[start The data]
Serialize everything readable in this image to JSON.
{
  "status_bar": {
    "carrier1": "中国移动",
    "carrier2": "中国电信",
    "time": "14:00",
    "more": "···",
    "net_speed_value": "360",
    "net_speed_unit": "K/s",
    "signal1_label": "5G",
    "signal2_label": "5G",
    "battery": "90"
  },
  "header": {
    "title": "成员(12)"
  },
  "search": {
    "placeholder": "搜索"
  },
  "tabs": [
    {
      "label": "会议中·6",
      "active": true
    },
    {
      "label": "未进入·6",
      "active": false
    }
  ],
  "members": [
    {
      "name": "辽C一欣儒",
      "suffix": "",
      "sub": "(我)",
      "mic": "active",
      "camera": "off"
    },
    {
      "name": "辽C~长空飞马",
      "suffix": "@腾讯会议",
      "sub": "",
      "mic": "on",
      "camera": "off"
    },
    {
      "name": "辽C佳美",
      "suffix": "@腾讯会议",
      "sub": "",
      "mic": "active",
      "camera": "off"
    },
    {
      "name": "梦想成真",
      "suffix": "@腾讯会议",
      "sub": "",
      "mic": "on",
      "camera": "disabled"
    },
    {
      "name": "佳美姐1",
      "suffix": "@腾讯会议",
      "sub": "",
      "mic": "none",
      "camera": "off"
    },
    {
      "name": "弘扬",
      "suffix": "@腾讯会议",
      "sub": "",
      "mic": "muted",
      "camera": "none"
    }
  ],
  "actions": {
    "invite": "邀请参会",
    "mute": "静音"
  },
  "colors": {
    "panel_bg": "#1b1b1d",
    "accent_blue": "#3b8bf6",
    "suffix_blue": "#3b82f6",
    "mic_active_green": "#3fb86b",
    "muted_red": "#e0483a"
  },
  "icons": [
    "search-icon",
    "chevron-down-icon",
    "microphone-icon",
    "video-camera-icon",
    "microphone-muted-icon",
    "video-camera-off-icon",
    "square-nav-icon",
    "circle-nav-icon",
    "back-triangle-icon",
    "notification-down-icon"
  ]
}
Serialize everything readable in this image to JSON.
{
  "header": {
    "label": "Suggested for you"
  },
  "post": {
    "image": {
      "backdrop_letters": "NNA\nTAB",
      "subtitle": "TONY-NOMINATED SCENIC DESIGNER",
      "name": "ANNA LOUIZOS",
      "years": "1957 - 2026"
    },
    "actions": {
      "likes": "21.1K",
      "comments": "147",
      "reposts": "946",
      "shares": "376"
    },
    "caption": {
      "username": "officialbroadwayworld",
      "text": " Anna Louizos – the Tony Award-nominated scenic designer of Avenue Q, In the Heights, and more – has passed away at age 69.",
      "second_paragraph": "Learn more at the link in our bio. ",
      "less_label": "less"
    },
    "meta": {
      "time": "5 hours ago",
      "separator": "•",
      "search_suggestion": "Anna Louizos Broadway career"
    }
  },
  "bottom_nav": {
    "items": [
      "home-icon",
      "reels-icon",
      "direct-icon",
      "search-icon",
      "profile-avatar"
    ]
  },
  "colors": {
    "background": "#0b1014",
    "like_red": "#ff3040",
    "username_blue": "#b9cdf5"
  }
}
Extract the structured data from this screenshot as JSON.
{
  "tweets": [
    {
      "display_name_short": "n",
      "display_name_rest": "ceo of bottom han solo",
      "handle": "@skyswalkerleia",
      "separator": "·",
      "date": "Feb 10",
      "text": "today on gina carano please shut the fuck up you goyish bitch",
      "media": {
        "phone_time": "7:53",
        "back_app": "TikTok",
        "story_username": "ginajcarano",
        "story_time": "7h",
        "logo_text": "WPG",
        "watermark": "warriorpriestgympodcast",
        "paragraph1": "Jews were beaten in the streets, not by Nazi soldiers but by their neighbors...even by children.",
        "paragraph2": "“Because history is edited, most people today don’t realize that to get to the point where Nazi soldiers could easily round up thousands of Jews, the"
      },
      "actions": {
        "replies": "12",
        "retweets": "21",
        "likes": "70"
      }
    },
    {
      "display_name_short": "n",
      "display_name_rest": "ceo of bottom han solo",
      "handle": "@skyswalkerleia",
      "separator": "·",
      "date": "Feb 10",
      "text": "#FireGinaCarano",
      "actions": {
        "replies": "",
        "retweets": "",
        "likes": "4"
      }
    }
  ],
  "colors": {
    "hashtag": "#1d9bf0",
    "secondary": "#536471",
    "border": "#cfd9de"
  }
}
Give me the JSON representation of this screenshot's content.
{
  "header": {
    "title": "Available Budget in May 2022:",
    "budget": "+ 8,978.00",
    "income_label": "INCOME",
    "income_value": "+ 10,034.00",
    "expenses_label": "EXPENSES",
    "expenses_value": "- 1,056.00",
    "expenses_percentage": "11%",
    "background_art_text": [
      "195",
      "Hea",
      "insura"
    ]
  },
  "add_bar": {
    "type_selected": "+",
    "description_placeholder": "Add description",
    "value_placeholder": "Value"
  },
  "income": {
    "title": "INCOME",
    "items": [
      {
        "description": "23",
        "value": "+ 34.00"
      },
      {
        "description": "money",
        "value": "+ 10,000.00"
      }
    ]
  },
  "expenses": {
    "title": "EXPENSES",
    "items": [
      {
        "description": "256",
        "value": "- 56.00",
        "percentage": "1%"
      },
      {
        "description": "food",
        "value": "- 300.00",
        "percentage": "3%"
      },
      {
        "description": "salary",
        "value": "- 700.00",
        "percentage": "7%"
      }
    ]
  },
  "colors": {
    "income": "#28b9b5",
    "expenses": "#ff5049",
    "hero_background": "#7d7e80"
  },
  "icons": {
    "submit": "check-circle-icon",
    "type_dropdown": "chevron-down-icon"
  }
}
[end The data]
> [Task details] Where a line of the data holds "video", show that line.

> [Task answer]
    "video-camera-icon",
    "video-camera-off-icon",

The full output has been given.